■ **Work to do**
Report only how many lines of the entries below contain the string "import".

■ **Data for this task**

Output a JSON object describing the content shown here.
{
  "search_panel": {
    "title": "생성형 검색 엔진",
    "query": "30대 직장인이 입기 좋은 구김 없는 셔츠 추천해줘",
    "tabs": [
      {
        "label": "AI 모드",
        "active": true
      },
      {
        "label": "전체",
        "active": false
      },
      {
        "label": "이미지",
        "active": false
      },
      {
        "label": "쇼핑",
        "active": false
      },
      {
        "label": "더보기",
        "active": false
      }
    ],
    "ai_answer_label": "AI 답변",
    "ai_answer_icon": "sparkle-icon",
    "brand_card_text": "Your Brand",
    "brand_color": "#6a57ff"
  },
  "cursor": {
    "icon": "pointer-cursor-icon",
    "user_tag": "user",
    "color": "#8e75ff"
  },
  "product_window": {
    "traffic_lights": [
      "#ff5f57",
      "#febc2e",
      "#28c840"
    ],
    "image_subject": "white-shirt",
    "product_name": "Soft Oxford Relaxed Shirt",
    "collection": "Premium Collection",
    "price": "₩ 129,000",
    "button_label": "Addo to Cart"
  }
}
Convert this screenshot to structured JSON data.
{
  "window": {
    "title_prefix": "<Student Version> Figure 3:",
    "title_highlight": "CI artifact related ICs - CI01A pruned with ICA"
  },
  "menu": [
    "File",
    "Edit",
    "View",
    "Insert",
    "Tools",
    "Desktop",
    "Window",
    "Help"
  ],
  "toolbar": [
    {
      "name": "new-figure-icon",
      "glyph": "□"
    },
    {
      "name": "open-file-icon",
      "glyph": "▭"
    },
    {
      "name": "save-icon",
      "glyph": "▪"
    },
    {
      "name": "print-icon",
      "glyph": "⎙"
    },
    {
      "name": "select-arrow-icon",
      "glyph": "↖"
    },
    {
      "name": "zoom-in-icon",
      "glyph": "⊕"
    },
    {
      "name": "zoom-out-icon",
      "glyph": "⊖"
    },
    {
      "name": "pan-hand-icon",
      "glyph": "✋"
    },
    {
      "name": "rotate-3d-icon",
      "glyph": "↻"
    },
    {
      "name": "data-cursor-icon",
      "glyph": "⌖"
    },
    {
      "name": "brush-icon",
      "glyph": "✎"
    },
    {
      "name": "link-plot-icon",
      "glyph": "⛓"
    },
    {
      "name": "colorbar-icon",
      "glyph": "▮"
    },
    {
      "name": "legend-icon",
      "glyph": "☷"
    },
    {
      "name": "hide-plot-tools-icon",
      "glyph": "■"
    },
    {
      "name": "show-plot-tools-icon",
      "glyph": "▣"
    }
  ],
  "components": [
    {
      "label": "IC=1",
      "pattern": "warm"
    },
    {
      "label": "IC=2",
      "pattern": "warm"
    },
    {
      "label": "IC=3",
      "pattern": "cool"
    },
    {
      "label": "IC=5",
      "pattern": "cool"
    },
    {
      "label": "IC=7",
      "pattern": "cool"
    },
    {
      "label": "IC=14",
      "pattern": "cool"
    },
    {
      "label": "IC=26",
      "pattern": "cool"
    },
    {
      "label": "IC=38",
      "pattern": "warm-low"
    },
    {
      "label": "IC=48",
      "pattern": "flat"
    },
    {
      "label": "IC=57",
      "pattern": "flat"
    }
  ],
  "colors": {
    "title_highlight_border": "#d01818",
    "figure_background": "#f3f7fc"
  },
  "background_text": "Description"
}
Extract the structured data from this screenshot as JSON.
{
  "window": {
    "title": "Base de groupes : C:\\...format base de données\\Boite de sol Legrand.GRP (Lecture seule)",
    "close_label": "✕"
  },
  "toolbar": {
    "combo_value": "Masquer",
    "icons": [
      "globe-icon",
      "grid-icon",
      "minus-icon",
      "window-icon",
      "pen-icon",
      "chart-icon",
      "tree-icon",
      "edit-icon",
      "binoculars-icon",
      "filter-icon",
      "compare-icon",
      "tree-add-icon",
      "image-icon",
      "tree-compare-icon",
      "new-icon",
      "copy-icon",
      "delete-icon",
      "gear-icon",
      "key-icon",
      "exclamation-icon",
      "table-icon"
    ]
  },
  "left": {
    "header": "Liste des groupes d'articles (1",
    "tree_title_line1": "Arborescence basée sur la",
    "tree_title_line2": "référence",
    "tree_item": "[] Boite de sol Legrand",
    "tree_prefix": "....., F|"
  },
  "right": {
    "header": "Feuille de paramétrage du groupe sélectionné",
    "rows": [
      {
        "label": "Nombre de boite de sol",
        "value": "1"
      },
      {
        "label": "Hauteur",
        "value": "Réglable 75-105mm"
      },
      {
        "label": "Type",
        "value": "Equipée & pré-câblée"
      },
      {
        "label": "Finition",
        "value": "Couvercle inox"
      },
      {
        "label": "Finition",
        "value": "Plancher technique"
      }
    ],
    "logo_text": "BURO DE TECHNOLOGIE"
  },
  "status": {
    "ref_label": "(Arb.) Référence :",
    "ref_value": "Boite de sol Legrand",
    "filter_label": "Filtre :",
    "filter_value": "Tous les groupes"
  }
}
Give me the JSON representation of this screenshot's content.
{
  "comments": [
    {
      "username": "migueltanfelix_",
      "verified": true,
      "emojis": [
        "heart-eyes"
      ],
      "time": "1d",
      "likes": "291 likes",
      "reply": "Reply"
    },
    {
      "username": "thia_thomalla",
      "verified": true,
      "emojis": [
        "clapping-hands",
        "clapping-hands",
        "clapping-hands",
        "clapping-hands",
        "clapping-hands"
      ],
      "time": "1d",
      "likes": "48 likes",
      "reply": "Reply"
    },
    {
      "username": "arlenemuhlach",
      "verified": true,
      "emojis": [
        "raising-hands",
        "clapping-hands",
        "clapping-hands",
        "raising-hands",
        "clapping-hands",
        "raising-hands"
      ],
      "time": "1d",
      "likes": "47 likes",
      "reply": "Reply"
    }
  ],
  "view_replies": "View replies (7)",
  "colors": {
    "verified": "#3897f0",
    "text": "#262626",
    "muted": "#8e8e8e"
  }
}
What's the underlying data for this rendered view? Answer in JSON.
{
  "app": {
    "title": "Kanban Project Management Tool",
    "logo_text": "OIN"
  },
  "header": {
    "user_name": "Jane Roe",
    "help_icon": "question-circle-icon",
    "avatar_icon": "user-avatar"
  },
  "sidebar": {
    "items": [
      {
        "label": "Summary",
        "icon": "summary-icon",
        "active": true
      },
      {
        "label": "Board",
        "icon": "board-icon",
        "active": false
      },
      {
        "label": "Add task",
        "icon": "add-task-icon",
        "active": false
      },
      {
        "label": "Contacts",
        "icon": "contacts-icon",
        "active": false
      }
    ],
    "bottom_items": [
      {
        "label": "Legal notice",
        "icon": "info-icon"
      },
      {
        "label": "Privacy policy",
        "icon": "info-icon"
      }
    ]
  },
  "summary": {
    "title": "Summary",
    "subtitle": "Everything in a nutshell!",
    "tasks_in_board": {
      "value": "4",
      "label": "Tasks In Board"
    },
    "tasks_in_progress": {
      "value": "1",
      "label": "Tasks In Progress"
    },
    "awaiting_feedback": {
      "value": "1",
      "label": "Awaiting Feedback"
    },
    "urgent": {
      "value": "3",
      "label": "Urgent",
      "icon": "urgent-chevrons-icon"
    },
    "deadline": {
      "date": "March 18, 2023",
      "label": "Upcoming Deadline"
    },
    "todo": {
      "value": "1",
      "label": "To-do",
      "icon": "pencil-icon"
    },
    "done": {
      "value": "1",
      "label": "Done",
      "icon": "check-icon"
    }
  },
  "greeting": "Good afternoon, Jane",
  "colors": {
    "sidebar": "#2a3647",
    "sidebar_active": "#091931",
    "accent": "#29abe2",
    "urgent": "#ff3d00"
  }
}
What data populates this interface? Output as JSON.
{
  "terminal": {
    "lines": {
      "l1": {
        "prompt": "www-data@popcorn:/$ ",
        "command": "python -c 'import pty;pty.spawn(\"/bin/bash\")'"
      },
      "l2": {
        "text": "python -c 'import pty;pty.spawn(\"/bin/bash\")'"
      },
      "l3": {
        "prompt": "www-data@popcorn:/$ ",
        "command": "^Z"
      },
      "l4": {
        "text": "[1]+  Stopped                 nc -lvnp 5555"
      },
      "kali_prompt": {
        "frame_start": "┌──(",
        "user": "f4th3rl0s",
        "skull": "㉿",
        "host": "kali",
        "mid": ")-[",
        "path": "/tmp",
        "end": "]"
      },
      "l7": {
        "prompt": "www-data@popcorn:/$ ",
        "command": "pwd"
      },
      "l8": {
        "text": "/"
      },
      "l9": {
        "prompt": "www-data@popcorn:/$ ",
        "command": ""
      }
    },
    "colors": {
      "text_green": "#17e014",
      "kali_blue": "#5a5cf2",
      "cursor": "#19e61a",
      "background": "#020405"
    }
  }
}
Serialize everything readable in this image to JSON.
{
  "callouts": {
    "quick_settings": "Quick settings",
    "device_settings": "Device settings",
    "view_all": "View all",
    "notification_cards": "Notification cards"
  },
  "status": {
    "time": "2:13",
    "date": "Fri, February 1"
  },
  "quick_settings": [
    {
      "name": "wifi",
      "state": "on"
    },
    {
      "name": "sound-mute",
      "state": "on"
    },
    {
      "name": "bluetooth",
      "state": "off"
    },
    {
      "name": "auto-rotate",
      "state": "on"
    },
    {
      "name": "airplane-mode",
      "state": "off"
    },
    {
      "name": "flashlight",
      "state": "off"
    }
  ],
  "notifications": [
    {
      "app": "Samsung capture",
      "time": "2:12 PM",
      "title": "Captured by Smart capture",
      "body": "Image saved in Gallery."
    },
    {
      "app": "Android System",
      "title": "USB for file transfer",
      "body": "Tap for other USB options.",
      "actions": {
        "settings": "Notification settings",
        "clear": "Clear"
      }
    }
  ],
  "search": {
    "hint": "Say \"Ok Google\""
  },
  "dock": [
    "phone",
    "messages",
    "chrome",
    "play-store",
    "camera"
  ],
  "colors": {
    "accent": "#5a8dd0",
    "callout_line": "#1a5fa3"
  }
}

■ **Response to the exercise**
2